── DATA LINES ──

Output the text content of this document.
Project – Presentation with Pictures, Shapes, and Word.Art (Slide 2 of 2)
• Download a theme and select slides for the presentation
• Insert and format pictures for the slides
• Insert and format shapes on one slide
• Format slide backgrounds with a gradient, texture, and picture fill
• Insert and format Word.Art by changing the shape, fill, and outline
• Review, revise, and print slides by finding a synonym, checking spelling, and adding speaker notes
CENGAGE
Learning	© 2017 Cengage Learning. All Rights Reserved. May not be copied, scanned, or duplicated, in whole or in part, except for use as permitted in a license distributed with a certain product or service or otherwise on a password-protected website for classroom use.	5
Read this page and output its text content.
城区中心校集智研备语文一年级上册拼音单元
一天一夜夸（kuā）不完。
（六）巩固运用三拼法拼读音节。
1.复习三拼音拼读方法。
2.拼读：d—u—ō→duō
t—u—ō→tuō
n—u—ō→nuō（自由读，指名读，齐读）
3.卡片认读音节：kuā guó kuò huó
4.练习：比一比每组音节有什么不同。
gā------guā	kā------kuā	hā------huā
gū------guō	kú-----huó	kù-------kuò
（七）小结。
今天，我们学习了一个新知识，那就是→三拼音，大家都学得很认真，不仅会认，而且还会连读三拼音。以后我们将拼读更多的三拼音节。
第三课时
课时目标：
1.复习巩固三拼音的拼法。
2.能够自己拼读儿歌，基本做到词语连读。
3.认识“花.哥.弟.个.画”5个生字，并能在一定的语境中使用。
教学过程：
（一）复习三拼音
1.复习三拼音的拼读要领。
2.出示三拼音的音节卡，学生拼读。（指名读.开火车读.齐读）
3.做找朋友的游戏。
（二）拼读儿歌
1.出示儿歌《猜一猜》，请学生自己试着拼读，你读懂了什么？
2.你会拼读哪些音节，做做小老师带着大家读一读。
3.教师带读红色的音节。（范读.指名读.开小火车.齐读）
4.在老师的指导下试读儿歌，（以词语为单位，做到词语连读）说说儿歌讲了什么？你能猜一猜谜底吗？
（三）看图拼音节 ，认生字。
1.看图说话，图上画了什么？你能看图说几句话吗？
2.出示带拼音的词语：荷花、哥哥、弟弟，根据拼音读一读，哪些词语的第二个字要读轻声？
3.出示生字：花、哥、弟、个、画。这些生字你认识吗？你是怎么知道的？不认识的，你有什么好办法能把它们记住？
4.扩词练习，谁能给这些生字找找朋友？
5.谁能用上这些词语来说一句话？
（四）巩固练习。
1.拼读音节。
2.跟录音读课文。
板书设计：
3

───

**EXERCISE GOAL:** Exactly reproduce the lines from the one containing "Read this page and output its text content." through the end of the records, and only those lines.

**RESPONSE:**
Read this page and output its text content.
城区中心校集智研备语文一年级上册拼音单元
一天一夜夸（kuā）不完。
（六）巩固运用三拼法拼读音节。
1.复习三拼音拼读方法。
2.拼读：d—u—ō→duō
t—u—ō→tuō
n—u—ō→nuō（自由读，指名读，齐读）
3.卡片认读音节：kuā guó kuò huó
4.练习：比一比每组音节有什么不同。
gā------guā	kā------kuā	hā------huā
gū------guō	kú-----huó	kù-------kuò
（七）小结。
今天，我们学习了一个新知识，那就是→三拼音，大家都学得很认真，不仅会认，而且还会连读三拼音。以后我们将拼读更多的三拼音节。
第三课时
课时目标：
1.复习巩固三拼音的拼法。
2.能够自己拼读儿歌，基本做到词语连读。
3.认识“花.哥.弟.个.画”5个生字，并能在一定的语境中使用。
教学过程：
（一）复习三拼音
1.复习三拼音的拼读要领。
2.出示三拼音的音节卡，学生拼读。（指名读.开火车读.齐读）
3.做找朋友的游戏。
（二）拼读儿歌
1.出示儿歌《猜一猜》，请学生自己试着拼读，你读懂了什么？
2.你会拼读哪些音节，做做小老师带着大家读一读。
3.教师带读红色的音节。（范读.指名读.开小火车.齐读）
4.在老师的指导下试读儿歌，（以词语为单位，做到词语连读）说说儿歌讲了什么？你能猜一猜谜底吗？
（三）看图拼音节 ，认生字。
1.看图说话，图上画了什么？你能看图说几句话吗？
2.出示带拼音的词语：荷花、哥哥、弟弟，根据拼音读一读，哪些词语的第二个字要读轻声？
3.出示生字：花、哥、弟、个、画。这些生字你认识吗？你是怎么知道的？不认识的，你有什么好办法能把它们记住？
4.扩词练习，谁能给这些生字找找朋友？
5.谁能用上这些词语来说一句话？
（四）巩固练习。
1.拼读音节。
2.跟录音读课文。
板书设计：
3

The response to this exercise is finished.